**Given request**.
All entries below are to be set down again, identical to the source.

[Data entries for graphics]
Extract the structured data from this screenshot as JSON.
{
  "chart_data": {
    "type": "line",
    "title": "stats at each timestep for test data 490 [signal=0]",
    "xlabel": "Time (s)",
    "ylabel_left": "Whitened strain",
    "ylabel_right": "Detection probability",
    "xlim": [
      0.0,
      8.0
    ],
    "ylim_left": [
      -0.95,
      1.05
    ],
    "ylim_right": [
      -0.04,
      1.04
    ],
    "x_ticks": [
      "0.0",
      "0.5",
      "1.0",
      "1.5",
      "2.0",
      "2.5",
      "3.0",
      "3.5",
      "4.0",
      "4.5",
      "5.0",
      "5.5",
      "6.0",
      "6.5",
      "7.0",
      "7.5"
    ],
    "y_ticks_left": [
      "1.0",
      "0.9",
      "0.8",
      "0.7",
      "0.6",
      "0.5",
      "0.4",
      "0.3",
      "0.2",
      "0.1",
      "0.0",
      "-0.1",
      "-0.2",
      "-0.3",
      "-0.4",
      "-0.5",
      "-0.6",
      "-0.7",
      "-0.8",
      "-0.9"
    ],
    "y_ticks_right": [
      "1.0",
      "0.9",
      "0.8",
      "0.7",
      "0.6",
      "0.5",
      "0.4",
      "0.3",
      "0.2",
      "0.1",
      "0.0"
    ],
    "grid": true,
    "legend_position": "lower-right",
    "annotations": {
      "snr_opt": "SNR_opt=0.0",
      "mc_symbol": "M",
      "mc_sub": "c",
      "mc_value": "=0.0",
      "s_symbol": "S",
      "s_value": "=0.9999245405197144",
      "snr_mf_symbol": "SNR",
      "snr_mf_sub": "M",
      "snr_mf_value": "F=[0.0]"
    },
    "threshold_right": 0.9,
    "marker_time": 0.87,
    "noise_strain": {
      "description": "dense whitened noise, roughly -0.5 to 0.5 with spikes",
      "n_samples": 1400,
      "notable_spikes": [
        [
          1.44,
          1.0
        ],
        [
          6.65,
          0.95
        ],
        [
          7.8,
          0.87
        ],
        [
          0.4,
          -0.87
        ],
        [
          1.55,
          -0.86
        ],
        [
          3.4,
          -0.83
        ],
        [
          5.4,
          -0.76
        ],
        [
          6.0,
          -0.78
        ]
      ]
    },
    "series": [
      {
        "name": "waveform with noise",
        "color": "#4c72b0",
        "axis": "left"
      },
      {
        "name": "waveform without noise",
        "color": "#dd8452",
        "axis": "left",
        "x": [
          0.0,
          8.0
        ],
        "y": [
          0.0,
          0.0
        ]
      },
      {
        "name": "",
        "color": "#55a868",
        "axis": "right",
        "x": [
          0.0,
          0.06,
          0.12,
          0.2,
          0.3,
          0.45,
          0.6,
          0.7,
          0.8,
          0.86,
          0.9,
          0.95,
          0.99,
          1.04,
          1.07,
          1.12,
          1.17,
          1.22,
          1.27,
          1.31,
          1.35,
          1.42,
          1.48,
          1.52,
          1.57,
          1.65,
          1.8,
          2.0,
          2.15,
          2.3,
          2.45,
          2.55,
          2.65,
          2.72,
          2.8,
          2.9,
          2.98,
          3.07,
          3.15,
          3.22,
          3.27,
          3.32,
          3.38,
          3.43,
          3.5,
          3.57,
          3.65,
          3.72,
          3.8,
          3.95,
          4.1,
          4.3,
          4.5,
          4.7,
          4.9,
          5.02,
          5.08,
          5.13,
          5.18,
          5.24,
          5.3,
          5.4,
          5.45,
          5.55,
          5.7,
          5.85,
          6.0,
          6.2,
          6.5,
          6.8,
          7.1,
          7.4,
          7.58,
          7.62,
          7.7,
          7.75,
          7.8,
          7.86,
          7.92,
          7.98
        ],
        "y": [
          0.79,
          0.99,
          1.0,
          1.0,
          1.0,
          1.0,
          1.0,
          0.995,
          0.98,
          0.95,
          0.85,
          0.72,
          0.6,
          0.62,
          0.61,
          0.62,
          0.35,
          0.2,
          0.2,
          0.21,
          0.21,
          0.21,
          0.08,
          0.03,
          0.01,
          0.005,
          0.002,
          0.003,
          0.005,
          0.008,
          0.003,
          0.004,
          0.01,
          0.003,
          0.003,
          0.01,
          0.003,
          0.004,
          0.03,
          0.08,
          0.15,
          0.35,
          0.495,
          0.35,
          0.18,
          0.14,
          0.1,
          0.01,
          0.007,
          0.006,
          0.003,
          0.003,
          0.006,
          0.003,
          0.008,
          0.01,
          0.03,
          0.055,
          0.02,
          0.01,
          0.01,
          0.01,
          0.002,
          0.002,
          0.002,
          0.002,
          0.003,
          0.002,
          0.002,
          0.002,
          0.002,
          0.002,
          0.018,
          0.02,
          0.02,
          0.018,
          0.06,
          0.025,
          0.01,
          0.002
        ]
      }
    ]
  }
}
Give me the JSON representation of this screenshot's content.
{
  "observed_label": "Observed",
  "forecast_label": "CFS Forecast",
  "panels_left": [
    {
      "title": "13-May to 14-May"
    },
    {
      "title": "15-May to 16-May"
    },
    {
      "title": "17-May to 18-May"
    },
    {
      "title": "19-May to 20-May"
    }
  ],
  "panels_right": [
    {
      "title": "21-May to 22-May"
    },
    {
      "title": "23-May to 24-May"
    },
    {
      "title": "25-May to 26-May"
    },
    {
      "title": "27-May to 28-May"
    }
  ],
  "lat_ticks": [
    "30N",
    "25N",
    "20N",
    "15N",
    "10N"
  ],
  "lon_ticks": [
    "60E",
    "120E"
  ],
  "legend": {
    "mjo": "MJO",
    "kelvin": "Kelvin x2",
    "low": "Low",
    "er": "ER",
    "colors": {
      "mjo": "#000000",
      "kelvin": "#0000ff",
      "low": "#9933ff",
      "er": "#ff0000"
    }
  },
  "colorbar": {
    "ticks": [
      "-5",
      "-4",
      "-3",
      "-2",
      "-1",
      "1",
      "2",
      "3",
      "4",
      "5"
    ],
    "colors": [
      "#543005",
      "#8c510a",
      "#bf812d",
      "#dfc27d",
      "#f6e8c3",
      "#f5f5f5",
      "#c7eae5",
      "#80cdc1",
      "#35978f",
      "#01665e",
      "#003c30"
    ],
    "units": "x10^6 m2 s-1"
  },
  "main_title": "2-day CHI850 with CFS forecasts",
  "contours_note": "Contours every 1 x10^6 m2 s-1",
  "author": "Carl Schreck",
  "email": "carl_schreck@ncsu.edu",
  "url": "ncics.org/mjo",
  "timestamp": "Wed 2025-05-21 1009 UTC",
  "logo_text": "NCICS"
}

**Response**.
Extract the structured data from this screenshot as JSON.
{
  "chart_data": {
    "type": "line",
    "title": "stats at each timestep for test data 490 [signal=0]",
    "xlabel": "Time (s)",
    "ylabel_left": "Whitened strain",
    "ylabel_right": "Detection probability",
    "xlim": [
      0.0,
      8.0
    ],
    "ylim_left": [
      -0.95,
      1.05
    ],
    "ylim_right": [
      -0.04,
      1.04
    ],
    "x_ticks": [
      "0.0",
      "0.5",
      "1.0",
      "1.5",
      "2.0",
      "2.5",
      "3.0",
      "3.5",
      "4.0",
      "4.5",
      "5.0",
      "5.5",
      "6.0",
      "6.5",
      "7.0",
      "7.5"
    ],
    "y_ticks_left": [
      "1.0",
      "0.9",
      "0.8",
      "0.7",
      "0.6",
      "0.5",
      "0.4",
      "0.3",
      "0.2",
      "0.1",
      "0.0",
      "-0.1",
      "-0.2",
      "-0.3",
      "-0.4",
      "-0.5",
      "-0.6",
      "-0.7",
      "-0.8",
      "-0.9"
    ],
    "y_ticks_right": [
      "1.0",
      "0.9",
      "0.8",
      "0.7",
      "0.6",
      "0.5",
      "0.4",
      "0.3",
      "0.2",
      "0.1",
      "0.0"
    ],
    "grid": true,
    "legend_position": "lower-right",
    "annotations": {
      "snr_opt": "SNR_opt=0.0",
      "mc_symbol": "M",
      "mc_sub": "c",
      "mc_value": "=0.0",
      "s_symbol": "S",
      "s_value": "=0.9999245405197144",
      "snr_mf_symbol": "SNR",
      "snr_mf_sub": "M",
      "snr_mf_value": "F=[0.0]"
    },
    "threshold_right": 0.9,
    "marker_time": 0.87,
    "noise_strain": {
      "description": "dense whitened noise, roughly -0.5 to 0.5 with spikes",
      "n_samples": 1400,
      "notable_spikes": [
        [
          1.44,
          1.0
        ],
        [
          6.65,
          0.95
        ],
        [
          7.8,
          0.87
        ],
        [
          0.4,
          -0.87
        ],
        [
          1.55,
          -0.86
        ],
        [
          3.4,
          -0.83
        ],
        [
          5.4,
          -0.76
        ],
        [
          6.0,
          -0.78
        ]
      ]
    },
    "series": [
      {
        "name": "waveform with noise",
        "color": "#4c72b0",
        "axis": "left"
      },
      {
        "name": "waveform without noise",
        "color": "#dd8452",
        "axis": "left",
        "x": [
          0.0,
          8.0
        ],
        "y": [
          0.0,
          0.0
        ]
      },
      {
        "name": "",
        "color": "#55a868",
        "axis": "right",
        "x": [
          0.0,
          0.06,
          0.12,
          0.2,
          0.3,
          0.45,
          0.6,
          0.7,
          0.8,
          0.86,
          0.9,
          0.95,
          0.99,
          1.04,
          1.07,
          1.12,
          1.17,
          1.22,
          1.27,
          1.31,
          1.35,
          1.42,
          1.48,
          1.52,
          1.57,
          1.65,
          1.8,
          2.0,
          2.15,
          2.3,
          2.45,
          2.55,
          2.65,
          2.72,
          2.8,
          2.9,
          2.98,
          3.07,
          3.15,
          3.22,
          3.27,
          3.32,
          3.38,
          3.43,
          3.5,
          3.57,
          3.65,
          3.72,
          3.8,
          3.95,
          4.1,
          4.3,
          4.5,
          4.7,
          4.9,
          5.02,
          5.08,
          5.13,
          5.18,
          5.24,
          5.3,
          5.4,
          5.45,
          5.55,
          5.7,
          5.85,
          6.0,
          6.2,
          6.5,
          6.8,
          7.1,
          7.4,
          7.58,
          7.62,
          7.7,
          7.75,
          7.8,
          7.86,
          7.92,
          7.98
        ],
        "y": [
          0.79,
          0.99,
          1.0,
          1.0,
          1.0,
          1.0,
          1.0,
          0.995,
          0.98,
          0.95,
          0.85,
          0.72,
          0.6,
          0.62,
          0.61,
          0.62,
          0.35,
          0.2,
          0.2,
          0.21,
          0.21,
          0.21,
          0.08,
          0.03,
          0.01,
          0.005,
          0.002,
          0.003,
          0.005,
          0.008,
          0.003,
          0.004,
          0.01,
          0.003,
          0.003,
          0.01,
          0.003,
          0.004,
          0.03,
          0.08,
          0.15,
          0.35,
          0.495,
          0.35,
          0.18,
          0.14,
          0.1,
          0.01,
          0.007,
          0.006,
          0.003,
          0.003,
          0.006,
          0.003,
          0.008,
          0.01,
          0.03,
          0.055,
          0.02,
          0.01,
          0.01,
          0.01,
          0.002,
          0.002,
          0.002,
          0.002,
          0.003,
          0.002,
          0.002,
          0.002,
          0.002,
          0.002,
          0.018,
          0.02,
          0.02,
          0.018,
          0.06,
          0.025,
          0.01,
          0.002
        ]
      }
    ]
  }
}
Give me the JSON representation of this screenshot's content.
{
  "observed_label": "Observed",
  "forecast_label": "CFS Forecast",
  "panels_left": [
    {
      "title": "13-May to 14-May"
    },
    {
      "title": "15-May to 16-May"
    },
    {
      "title": "17-May to 18-May"
    },
    {
      "title": "19-May to 20-May"
    }
  ],
  "panels_right": [
    {
      "title": "21-May to 22-May"
    },
    {
      "title": "23-May to 24-May"
    },
    {
      "title": "25-May to 26-May"
    },
    {
      "title": "27-May to 28-May"
    }
  ],
  "lat_ticks": [
    "30N",
    "25N",
    "20N",
    "15N",
    "10N"
  ],
  "lon_ticks": [
    "60E",
    "120E"
  ],
  "legend": {
    "mjo": "MJO",
    "kelvin": "Kelvin x2",
    "low": "Low",
    "er": "ER",
    "colors": {
      "mjo": "#000000",
      "kelvin": "#0000ff",
      "low": "#9933ff",
      "er": "#ff0000"
    }
  },
  "colorbar": {
    "ticks": [
      "-5",
      "-4",
      "-3",
      "-2",
      "-1",
      "1",
      "2",
      "3",
      "4",
      "5"
    ],
    "colors": [
      "#543005",
      "#8c510a",
      "#bf812d",
      "#dfc27d",
      "#f6e8c3",
      "#f5f5f5",
      "#c7eae5",
      "#80cdc1",
      "#35978f",
      "#01665e",
      "#003c30"
    ],
    "units": "x10^6 m2 s-1"
  },
  "main_title": "2-day CHI850 with CFS forecasts",
  "contours_note": "Contours every 1 x10^6 m2 s-1",
  "author": "Carl Schreck",
  "email": "carl_schreck@ncsu.edu",
  "url": "ncics.org/mjo",
  "timestamp": "Wed 2025-05-21 1009 UTC",
  "logo_text": "NCICS"
}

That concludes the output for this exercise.